[START OF Listing]

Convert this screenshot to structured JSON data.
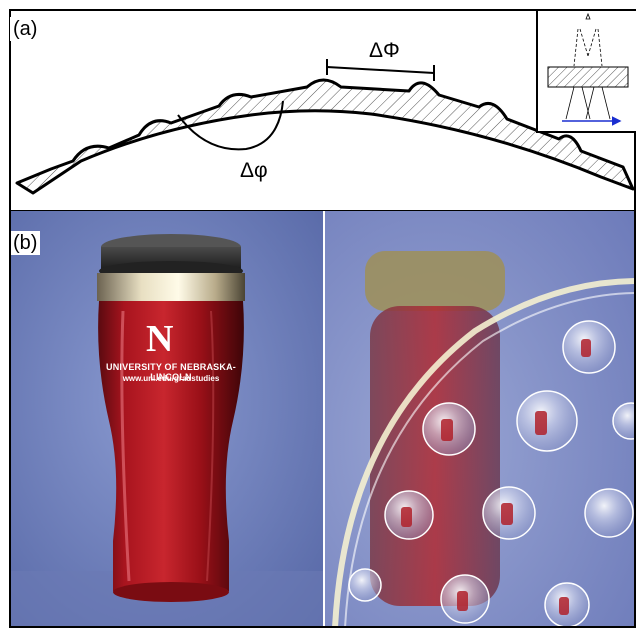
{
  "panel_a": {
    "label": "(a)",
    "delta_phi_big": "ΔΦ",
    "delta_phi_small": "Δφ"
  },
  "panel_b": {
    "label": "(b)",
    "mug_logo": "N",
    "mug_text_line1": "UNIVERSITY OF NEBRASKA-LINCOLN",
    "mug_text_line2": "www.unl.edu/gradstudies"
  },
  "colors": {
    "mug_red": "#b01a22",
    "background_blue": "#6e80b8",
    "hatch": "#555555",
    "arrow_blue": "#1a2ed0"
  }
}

[END OF Listing]
[START OF Listing]

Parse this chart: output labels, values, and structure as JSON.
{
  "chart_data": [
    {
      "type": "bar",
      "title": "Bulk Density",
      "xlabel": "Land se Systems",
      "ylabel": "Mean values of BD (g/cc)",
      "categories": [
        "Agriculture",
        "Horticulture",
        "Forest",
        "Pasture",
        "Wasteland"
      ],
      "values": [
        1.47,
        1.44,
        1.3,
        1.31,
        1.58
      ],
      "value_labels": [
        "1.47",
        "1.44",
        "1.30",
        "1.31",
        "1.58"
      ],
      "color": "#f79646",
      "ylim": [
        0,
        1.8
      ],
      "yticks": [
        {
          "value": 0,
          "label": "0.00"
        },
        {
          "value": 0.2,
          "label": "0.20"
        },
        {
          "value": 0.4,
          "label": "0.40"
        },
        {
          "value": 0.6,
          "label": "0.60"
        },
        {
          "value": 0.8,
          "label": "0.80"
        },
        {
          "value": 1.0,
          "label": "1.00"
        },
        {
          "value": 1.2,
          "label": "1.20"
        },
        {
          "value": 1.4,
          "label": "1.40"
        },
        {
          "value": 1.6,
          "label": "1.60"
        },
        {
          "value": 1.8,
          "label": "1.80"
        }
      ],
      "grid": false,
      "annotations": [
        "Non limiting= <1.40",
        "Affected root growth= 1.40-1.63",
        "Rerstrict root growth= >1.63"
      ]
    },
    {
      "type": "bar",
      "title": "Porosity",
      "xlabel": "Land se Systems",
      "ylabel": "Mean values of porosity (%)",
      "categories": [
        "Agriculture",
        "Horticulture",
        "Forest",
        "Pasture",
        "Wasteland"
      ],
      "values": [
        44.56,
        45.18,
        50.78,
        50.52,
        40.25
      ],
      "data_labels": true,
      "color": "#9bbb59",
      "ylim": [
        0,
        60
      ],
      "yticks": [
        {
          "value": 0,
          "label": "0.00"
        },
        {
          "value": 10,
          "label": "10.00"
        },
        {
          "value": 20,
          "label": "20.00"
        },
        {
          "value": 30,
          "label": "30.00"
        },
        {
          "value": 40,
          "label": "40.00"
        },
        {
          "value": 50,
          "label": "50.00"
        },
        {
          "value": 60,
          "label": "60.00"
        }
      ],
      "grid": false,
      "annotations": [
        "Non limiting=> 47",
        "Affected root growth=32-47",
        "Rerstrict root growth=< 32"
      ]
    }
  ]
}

[END OF Listing]

▶ _What you have to do_:
Lines containing the word "Rerstrict" are to be tallied; report only the total.

▶ _Solution for this exercise_:
2